- [Challenge a] Please repeat the records from their start through the line containing "user-name[interactable]: admin [1028,10,1058,22]", both ends included.

Consumer spending accounts for 70% of GDP and forms the core of US economic activity. The retail sales outlook models show that retail spending is forecasted to remain strong through the end of 2023 and into 2024. These models have been trained over a twenty-year data period, and the performance of the models are in the mid and high 90% range in the 3 and 6 month time frames. According to our current outlook, retail spending will grow by 2.5% in Q3 (when final figures are released) and 2% in Q4. For the full year 2023, that would put growth at roughly 6.7%. For 2024, the retail sales forecast remains firm, but growth slows to 3.59%. The long-term curve shows retail sales setting new highs in 2024.
The interesting component of what the models are “seeing” is that there is no consumer recession. There are no soft periods in the forecast for now. Job openings remain high, unemployment is low, wage growth is stable at 4.1% (if not too hot), and inflation is cooling. All of those factors would feed consumer income and fuel spending. Offsetting that is of course higher interest rates for interest-bearing purchases, higher debt loads for middle- and lower-income households, and weaker consumer sentiment currently.
The outlook for overall US Industrial Production in Manufacturing (IPMAN) includes both durable and non-durable goods. This month’s model showed some slight softening in the tail-end of the curve with the second half of 2024 coming in weaker under a new set of scenarios. The model is now showing full-year 2023 growing at 3.97% in manufacturing (2.03% last month). The 2024 outlook improved slightly but remains weak with the full year contracting at an estimated 2.18% Y/Y rate (2.07% last month. This view strips out the utilities and mining portion of industrial production and focuses solely on manufacturing activity. The longer-term view is still showing a more moderate dip on a historical basis (an even shallower recession), but overall production appears to stay just below the long-term trendline. These models are updated monthly and there appears to be a downside bias in the data for the second half of 2024. Keep in mind that the IPMAN model includes both durable and nondurable goods categories. Some durable sectors are seeing strong new order demand, while some non-essential / non-durable and durable categories are weaker. Defense spending will also positively affect total demand.

- [Dataset records]
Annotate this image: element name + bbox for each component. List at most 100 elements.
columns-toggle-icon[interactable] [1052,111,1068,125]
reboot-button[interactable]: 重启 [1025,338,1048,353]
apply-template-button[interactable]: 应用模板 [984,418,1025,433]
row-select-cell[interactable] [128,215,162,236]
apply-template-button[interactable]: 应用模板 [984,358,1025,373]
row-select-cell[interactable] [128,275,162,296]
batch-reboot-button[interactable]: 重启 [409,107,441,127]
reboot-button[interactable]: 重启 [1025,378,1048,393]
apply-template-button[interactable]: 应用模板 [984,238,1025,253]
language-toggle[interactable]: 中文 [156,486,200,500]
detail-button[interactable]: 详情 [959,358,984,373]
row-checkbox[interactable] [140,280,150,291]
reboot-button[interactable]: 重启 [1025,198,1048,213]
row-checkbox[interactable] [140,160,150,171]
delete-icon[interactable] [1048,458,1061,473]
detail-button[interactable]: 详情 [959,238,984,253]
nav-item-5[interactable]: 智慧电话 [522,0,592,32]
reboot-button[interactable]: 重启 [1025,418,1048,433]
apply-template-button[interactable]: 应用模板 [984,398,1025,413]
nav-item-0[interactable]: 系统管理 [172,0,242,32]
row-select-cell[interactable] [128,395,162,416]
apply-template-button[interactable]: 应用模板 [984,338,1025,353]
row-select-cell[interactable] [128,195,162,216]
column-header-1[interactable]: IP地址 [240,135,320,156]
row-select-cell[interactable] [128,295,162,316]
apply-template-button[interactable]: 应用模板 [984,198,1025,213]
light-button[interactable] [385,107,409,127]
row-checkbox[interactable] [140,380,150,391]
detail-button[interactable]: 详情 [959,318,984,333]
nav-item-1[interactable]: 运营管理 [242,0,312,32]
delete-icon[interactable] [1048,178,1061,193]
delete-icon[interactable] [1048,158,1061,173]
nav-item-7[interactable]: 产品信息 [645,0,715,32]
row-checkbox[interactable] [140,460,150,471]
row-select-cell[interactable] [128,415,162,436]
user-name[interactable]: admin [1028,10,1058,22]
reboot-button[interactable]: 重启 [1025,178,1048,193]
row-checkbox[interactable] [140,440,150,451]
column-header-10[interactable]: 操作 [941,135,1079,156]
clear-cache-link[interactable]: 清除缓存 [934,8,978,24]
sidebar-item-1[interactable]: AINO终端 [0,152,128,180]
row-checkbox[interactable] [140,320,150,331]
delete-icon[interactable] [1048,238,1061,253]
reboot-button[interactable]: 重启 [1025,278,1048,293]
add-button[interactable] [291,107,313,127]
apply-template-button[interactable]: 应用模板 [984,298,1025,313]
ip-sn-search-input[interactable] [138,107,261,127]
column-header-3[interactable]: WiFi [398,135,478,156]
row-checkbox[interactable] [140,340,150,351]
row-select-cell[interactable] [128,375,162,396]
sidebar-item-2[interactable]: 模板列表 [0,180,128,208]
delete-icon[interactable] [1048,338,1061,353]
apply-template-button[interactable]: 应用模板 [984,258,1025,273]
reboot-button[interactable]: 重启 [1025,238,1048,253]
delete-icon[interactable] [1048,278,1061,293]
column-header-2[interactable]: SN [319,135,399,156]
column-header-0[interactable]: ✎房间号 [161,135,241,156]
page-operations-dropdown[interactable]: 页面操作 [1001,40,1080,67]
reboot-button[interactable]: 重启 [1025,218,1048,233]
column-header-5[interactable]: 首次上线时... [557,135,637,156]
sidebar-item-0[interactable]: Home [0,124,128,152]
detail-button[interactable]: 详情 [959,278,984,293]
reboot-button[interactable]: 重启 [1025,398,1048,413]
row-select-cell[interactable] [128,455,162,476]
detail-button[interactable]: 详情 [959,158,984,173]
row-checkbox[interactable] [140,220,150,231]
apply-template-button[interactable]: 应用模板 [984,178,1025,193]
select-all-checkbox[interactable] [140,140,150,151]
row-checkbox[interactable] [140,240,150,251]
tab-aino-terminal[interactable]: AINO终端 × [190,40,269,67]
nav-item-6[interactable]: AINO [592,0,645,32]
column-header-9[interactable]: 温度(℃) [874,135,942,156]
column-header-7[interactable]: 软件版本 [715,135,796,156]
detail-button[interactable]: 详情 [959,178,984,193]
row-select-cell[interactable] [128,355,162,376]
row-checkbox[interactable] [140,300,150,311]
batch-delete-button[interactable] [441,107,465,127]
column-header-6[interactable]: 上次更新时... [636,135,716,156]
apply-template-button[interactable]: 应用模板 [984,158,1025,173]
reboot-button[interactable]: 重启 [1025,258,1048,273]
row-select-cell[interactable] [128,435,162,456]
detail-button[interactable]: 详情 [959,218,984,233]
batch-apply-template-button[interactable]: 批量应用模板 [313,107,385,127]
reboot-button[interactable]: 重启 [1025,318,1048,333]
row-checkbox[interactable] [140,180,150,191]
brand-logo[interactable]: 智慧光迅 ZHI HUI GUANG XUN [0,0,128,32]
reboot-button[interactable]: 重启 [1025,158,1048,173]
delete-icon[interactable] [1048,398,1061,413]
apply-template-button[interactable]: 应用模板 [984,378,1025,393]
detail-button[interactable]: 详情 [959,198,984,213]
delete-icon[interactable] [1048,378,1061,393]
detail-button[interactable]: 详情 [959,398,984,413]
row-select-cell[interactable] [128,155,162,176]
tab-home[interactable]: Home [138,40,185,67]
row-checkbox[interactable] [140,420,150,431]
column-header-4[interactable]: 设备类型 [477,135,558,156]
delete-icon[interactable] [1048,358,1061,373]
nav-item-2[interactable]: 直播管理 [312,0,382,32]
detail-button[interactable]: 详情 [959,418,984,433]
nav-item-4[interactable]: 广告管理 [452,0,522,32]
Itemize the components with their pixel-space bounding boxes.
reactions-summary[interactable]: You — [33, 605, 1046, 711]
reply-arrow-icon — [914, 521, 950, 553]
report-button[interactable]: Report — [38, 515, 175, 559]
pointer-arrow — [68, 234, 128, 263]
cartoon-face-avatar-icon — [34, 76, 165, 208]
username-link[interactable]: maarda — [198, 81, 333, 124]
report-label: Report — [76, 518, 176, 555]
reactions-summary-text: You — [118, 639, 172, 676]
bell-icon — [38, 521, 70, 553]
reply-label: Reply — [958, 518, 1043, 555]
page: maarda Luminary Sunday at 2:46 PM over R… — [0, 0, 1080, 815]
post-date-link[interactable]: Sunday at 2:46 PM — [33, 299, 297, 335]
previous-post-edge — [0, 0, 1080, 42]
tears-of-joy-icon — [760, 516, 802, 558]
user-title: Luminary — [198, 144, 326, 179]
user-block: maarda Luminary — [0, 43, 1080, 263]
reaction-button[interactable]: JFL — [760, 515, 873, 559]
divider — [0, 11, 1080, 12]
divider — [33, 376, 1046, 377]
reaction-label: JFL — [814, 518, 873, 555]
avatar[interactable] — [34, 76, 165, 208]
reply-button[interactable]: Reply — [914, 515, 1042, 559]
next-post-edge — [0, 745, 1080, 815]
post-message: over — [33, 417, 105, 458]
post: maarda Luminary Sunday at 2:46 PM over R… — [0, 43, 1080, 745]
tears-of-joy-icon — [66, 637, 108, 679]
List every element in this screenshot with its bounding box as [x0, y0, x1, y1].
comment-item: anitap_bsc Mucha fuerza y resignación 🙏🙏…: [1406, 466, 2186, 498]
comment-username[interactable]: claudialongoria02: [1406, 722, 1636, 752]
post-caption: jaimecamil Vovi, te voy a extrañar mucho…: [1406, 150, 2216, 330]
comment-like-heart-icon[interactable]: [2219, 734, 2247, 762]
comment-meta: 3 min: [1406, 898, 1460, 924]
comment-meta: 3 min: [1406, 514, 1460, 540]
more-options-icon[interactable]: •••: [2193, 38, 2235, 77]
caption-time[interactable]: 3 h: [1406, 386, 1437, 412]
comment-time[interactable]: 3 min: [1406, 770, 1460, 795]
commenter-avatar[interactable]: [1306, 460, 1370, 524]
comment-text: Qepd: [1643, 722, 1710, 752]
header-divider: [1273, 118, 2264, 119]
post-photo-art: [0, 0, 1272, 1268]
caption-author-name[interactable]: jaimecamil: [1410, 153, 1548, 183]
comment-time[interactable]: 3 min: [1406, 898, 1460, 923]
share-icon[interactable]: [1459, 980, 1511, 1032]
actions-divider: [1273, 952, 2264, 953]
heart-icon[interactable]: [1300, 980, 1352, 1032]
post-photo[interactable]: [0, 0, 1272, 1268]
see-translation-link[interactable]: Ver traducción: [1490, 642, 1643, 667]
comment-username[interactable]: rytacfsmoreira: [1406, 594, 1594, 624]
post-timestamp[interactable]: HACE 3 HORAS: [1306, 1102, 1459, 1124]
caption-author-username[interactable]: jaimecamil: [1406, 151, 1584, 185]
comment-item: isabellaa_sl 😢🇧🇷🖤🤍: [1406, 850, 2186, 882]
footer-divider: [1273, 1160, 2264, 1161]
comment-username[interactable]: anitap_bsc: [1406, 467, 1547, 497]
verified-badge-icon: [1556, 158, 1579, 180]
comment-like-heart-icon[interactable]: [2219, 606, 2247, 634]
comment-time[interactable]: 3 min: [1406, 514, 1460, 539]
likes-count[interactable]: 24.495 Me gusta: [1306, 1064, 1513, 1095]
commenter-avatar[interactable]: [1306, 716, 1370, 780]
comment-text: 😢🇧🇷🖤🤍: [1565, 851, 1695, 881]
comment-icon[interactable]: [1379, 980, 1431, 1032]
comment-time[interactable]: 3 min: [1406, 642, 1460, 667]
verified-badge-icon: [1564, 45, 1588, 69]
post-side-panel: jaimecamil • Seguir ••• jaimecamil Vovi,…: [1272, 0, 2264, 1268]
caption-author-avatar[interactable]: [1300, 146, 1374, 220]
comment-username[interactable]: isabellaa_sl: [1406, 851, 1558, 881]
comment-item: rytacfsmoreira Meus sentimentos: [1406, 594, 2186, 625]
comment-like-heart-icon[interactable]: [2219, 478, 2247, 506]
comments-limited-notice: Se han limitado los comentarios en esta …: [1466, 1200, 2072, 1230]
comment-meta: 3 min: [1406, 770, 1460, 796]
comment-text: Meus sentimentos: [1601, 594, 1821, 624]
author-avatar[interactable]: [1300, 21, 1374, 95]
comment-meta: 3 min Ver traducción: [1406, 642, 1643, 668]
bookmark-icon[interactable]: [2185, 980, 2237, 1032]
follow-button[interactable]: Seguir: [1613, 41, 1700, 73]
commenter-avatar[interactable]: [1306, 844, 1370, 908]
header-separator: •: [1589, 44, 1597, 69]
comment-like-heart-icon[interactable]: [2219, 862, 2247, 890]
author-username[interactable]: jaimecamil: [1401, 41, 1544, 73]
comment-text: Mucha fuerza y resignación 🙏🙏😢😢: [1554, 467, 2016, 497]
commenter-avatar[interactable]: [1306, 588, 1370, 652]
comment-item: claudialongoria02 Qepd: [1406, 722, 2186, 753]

- [Challenge b] In the economic outlook text, give the stretch from "The interesting component" through "consumer sentiment currently." again, renaming "consumer" to "shopper" throughout.

- [Full response a]
Annotate this image: element name + bbox for each component. List at most 100 elements.
columns-toggle-icon[interactable] [1052,111,1068,125]
reboot-button[interactable]: 重启 [1025,338,1048,353]
apply-template-button[interactable]: 应用模板 [984,418,1025,433]
row-select-cell[interactable] [128,215,162,236]
apply-template-button[interactable]: 应用模板 [984,358,1025,373]
row-select-cell[interactable] [128,275,162,296]
batch-reboot-button[interactable]: 重启 [409,107,441,127]
reboot-button[interactable]: 重启 [1025,378,1048,393]
apply-template-button[interactable]: 应用模板 [984,238,1025,253]
language-toggle[interactable]: 中文 [156,486,200,500]
detail-button[interactable]: 详情 [959,358,984,373]
row-checkbox[interactable] [140,280,150,291]
reboot-button[interactable]: 重启 [1025,198,1048,213]
row-checkbox[interactable] [140,160,150,171]
delete-icon[interactable] [1048,458,1061,473]
detail-button[interactable]: 详情 [959,238,984,253]
nav-item-5[interactable]: 智慧电话 [522,0,592,32]
reboot-button[interactable]: 重启 [1025,418,1048,433]
apply-template-button[interactable]: 应用模板 [984,398,1025,413]
nav-item-0[interactable]: 系统管理 [172,0,242,32]
row-select-cell[interactable] [128,395,162,416]
apply-template-button[interactable]: 应用模板 [984,338,1025,353]
row-select-cell[interactable] [128,195,162,216]
column-header-1[interactable]: IP地址 [240,135,320,156]
row-select-cell[interactable] [128,295,162,316]
apply-template-button[interactable]: 应用模板 [984,198,1025,213]
light-button[interactable] [385,107,409,127]
row-checkbox[interactable] [140,380,150,391]
detail-button[interactable]: 详情 [959,318,984,333]
nav-item-1[interactable]: 运营管理 [242,0,312,32]
delete-icon[interactable] [1048,178,1061,193]
delete-icon[interactable] [1048,158,1061,173]
nav-item-7[interactable]: 产品信息 [645,0,715,32]
row-checkbox[interactable] [140,460,150,471]
row-select-cell[interactable] [128,415,162,436]
user-name[interactable]: admin [1028,10,1058,22]

- [Full response b]
The interesting component of what the models are “seeing” is that there is no shopper recession. There are no soft periods in the forecast for now. Job openings remain high, unemployment is low, wage growth is stable at 4.1% (if not too hot), and inflation is cooling. All of those factors would feed shopper income and fuel spending. Offsetting that is of course higher interest rates for interest-bearing purchases, higher debt loads for middle- and lower-income households, and weaker shopper sentiment currently.